Written task 1
Answer the following questions using the forum thread below.
(a) According to wolfman66, what was the only problem with the fit of the Dr Deadly parts?
(b) What was done to the body of the insect once it was finished?
(c) What did deadmanincfan come up with for the Giant Insect?

___ Text passage

Thanks Spocksbeard for the compliments and its a sweet kit and really glad the guys at Moebius and Dencomm brung it back from the dead along with the other MS kits:thumbsup:.Bob if you can only see what all over my bench it basically looks like Santas work shop bench:freak::thumbsup:


----------



## Rebel Rocker (Jan 26, 2000)

You know, I was looking at these in my LHS, and thought, hmmm, kinda small....kinda expensive...nah, think I'll pass. 

Well, seeing your buildup, Wolfie, guess I'm gonna havta revisit my LHS!!

Thanks a lot!!

Wayne


----------



## PRE-SCENES 2 (Aug 16, 2005)

DANG DANNY!!!!! :drunk:

Sweet and Picture perfect!:thumbsup:
Great job on the old, but new, relic.


----------



## wolfman66 (Feb 18, 2006)

Thanks Wayne and Steveo for the compliments:thumbsup:


----------



## deadmanincfan (Mar 11, 2008)

Couple or so questions for you, Dan...I'm assuming you did sub-assemblies on this rascal...do the parts snap together pretty well? Not much gap-osis (a friend of mine coined that word and it seems to work well  )of the parts?


----------



## wolfman66 (Feb 18, 2006)

James the parts on the insect fittings were really great and a breeze to splap together.Dr Deadly parts fit was pretty good only problem that had was the seam on the legs didnt line up that great but no biggie.


----------



## deadmanincfan (Mar 11, 2008)

How much painting did you do on the Giant Insect before assembling?


----------



## wolfman66 (Feb 18, 2006)

deadmanincfan said:


> How much painting did you do on the Giant Insect before assembling?


The body of the insect was done as one piece and once finsihed it was dullcoted and then moved on to the little things like the leggs and then the eyes and wings plus pinchers.Once all was dullcoted then everything went together.


----------



## deadmanincfan (Mar 11, 2008)

thankyew! :thumbsup:


----------



## deadmanincfan (Mar 11, 2008)

Came up with an idea for a base for the Giant Insect, Dan...may not be marketable, but hopefully it'll work with the big bugger...stay tuned, frenzied neighbors...


----------



## wolfman66 (Feb 18, 2006)

deadmanincfan said:


> Came up with an idea for a base for the Giant Insect, Dan...may not be marketable, but hopefully it'll work with the big bugger...stay tuned, frenzied neighbors...


Love to see what it looks like when your done with it.


----------



## terry9911 (Nov 5, 2006)

______

Written task 2
Collect every line of the records that contains the string "asupra".

___ Supplied material

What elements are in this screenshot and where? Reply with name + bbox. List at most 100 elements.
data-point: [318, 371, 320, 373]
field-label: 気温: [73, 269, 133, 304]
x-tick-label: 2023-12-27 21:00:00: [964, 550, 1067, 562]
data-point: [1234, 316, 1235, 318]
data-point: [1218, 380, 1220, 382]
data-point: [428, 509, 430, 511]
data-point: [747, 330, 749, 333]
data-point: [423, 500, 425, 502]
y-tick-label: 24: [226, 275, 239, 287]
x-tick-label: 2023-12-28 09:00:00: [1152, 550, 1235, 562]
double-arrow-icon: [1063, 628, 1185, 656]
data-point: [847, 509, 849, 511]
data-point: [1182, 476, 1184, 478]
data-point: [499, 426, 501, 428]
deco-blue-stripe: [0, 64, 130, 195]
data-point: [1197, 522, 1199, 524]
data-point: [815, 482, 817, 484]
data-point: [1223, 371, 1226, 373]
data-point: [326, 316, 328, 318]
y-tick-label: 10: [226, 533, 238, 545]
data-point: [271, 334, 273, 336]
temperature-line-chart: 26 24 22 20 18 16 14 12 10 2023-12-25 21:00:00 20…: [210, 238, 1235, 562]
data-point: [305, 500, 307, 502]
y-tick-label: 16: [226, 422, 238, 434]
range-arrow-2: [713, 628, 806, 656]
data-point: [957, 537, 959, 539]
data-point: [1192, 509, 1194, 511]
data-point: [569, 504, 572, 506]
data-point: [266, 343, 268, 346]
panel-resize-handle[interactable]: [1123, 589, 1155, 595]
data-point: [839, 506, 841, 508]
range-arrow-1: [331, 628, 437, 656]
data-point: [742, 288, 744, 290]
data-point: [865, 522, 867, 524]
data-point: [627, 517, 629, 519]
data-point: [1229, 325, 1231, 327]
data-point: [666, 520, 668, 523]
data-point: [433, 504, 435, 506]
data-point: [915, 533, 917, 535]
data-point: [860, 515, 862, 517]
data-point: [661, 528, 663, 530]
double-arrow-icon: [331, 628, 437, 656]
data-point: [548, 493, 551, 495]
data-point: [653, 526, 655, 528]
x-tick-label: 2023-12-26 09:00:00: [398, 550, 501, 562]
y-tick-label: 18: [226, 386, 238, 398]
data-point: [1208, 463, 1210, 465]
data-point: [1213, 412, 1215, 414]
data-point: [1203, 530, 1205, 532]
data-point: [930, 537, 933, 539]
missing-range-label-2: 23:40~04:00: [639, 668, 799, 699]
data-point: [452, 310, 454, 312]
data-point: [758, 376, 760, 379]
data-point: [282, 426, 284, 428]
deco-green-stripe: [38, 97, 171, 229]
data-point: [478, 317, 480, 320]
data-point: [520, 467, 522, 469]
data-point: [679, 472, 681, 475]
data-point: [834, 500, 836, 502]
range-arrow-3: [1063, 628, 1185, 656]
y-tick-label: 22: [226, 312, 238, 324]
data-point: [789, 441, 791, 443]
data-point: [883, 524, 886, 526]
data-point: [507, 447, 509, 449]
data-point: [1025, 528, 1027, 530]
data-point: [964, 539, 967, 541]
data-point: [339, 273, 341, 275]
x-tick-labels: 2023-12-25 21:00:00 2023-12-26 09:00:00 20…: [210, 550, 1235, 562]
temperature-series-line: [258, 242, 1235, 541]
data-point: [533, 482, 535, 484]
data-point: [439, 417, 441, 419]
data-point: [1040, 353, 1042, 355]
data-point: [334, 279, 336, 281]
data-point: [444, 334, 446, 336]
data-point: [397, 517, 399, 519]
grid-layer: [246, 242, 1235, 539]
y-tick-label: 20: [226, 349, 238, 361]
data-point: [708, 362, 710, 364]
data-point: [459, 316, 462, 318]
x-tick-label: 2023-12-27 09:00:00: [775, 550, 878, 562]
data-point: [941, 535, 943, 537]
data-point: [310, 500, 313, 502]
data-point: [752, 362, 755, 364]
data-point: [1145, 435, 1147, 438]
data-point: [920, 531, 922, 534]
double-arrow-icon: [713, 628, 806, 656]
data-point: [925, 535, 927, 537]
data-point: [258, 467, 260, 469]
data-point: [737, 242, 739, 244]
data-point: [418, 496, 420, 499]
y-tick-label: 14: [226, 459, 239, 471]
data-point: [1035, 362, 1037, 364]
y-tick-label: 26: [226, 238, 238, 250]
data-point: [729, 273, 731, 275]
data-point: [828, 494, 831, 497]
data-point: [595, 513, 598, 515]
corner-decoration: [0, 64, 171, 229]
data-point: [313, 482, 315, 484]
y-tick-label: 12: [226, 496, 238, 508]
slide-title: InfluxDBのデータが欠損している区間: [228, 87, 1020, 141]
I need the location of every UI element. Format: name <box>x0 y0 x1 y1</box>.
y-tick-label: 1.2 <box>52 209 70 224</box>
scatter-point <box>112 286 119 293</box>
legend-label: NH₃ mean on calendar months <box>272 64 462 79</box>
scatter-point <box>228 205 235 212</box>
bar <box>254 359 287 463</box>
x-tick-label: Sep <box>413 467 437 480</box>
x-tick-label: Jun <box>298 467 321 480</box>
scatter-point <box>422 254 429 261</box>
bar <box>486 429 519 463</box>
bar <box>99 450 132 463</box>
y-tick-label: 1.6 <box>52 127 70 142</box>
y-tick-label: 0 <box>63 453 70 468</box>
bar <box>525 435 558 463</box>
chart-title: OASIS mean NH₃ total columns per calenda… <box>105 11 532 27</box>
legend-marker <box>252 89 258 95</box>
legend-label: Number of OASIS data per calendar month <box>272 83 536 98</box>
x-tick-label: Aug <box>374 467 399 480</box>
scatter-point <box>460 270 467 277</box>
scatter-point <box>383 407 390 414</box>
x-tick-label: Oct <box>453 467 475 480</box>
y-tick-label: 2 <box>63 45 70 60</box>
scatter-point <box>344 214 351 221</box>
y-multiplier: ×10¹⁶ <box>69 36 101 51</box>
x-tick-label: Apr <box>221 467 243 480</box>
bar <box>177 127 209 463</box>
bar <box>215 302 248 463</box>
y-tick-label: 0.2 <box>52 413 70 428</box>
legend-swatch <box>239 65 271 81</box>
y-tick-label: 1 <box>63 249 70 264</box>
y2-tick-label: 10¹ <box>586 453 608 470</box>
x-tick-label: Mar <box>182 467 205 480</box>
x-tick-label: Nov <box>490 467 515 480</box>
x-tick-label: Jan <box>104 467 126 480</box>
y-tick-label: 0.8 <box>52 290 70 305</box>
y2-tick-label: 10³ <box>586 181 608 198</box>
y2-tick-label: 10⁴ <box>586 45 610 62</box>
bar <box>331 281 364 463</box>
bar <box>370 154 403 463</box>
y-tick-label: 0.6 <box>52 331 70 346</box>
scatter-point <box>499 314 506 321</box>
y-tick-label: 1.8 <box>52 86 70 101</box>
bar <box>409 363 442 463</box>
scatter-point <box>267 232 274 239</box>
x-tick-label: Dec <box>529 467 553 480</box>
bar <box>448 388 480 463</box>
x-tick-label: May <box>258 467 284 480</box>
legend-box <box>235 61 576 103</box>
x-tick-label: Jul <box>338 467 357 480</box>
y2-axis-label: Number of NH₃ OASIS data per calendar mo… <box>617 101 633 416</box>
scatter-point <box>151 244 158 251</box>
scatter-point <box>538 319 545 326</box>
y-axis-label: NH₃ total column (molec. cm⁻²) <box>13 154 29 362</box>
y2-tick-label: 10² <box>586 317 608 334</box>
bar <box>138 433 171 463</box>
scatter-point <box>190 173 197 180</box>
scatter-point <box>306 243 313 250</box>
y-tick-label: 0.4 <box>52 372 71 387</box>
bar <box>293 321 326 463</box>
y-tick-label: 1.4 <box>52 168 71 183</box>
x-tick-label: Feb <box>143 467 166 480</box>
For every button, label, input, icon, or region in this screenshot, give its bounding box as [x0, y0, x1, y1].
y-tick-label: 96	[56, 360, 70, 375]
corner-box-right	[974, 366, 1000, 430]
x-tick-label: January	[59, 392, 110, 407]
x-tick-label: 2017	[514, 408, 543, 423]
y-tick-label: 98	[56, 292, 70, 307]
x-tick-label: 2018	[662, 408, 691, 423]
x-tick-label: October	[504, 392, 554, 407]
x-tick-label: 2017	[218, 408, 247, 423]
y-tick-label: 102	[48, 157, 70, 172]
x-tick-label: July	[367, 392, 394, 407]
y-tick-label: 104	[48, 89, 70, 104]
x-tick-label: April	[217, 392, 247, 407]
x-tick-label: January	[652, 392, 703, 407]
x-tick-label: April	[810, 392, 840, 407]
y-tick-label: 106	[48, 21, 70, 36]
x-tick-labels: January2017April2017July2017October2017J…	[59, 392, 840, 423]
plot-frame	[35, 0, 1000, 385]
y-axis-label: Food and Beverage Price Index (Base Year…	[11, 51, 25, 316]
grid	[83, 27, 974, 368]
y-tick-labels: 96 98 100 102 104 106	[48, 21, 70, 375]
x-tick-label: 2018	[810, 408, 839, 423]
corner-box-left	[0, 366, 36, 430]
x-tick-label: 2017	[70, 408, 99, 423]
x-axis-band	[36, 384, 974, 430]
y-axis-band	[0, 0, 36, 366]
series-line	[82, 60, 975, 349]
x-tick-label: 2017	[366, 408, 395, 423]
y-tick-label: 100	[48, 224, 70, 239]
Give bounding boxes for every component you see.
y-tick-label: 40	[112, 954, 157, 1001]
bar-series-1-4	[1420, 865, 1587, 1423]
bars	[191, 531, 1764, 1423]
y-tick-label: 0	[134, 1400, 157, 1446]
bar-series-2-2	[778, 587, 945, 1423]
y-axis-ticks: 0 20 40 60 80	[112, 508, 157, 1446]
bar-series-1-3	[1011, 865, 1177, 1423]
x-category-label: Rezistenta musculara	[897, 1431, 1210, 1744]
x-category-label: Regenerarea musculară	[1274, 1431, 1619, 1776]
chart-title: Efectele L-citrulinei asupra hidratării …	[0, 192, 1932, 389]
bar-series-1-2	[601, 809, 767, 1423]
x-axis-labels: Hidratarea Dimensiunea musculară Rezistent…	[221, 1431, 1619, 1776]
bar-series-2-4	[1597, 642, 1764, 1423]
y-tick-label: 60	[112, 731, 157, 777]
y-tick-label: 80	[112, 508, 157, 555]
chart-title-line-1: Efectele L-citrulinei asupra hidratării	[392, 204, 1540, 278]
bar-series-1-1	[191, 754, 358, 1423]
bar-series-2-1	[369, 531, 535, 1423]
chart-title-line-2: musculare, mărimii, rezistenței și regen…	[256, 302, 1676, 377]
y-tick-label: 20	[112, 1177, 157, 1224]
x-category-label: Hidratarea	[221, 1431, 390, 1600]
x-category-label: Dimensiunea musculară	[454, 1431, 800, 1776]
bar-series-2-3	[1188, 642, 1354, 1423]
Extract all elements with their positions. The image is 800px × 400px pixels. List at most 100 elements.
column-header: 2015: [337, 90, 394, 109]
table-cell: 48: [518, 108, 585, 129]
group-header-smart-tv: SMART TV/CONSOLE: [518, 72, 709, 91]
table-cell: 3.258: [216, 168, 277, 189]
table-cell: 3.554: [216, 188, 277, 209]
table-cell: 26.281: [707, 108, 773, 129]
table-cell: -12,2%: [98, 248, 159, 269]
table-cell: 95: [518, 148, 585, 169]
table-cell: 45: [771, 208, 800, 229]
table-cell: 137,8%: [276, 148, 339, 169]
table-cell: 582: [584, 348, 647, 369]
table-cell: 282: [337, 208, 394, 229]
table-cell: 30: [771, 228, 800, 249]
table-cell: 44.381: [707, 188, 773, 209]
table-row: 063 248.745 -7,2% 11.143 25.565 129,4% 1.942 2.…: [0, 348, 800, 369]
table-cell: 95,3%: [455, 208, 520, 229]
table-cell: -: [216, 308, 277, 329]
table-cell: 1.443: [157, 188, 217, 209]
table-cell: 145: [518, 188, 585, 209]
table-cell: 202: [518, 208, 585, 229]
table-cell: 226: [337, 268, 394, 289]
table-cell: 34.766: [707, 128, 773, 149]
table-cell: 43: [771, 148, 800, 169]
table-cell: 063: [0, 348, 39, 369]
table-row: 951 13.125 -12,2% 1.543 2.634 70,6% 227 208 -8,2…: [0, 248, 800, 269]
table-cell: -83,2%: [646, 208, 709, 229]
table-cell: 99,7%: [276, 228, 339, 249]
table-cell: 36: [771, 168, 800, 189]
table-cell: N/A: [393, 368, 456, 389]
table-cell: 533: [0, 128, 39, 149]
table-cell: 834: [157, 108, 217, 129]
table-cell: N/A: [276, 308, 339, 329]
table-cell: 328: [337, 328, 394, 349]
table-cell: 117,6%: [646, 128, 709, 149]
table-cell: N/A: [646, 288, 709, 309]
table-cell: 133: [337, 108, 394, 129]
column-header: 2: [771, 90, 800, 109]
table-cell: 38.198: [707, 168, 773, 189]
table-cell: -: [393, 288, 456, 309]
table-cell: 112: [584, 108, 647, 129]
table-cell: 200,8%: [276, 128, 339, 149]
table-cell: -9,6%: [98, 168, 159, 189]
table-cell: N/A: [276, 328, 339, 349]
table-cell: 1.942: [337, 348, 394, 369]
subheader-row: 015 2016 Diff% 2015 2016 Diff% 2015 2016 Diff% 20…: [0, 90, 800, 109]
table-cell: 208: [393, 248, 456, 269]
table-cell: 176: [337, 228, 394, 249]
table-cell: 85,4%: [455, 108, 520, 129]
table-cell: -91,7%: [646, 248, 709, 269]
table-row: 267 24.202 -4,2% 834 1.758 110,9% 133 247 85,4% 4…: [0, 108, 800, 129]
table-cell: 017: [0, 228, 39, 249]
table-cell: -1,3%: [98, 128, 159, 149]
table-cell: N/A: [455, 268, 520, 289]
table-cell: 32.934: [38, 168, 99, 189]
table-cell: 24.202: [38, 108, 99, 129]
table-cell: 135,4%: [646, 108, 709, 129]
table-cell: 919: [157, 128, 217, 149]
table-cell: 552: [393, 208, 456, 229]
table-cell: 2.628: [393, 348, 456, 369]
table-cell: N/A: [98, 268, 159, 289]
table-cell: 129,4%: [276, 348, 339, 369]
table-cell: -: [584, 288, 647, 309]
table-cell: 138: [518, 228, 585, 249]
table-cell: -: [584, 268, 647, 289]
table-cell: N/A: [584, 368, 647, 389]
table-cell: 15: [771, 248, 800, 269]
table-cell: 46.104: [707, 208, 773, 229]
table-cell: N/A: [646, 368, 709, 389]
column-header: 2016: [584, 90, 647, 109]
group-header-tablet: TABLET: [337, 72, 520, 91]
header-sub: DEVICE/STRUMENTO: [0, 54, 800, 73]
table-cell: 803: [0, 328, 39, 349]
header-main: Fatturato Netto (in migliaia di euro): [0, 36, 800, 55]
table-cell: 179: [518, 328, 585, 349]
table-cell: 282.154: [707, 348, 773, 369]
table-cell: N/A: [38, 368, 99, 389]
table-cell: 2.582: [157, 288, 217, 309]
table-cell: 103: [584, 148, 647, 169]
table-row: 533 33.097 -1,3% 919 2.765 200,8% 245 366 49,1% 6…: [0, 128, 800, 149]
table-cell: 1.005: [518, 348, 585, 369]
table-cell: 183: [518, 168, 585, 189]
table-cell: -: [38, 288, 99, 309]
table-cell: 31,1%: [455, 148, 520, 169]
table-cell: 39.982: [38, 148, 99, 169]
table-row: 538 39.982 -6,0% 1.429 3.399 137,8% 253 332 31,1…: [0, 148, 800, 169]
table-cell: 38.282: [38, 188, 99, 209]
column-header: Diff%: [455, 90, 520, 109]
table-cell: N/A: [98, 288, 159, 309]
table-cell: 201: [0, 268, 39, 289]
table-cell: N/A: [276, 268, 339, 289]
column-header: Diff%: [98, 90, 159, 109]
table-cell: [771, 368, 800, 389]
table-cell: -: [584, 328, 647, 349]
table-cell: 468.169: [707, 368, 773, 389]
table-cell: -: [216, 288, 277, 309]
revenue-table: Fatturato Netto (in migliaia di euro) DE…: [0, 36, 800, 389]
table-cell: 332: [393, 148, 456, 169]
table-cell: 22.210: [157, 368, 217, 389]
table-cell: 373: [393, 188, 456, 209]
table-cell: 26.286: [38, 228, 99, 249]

______

Written solution 1
(a) The seam on the legs did not line up well.
(b) It was dullcoted.
(c) An idea for a base.

Written solution 2
chart-title: Efectele L-citrulinei asupra hidratării …	[0, 192, 1932, 389]
chart-title-line-1: Efectele L-citrulinei asupra hidratării	[392, 204, 1540, 278]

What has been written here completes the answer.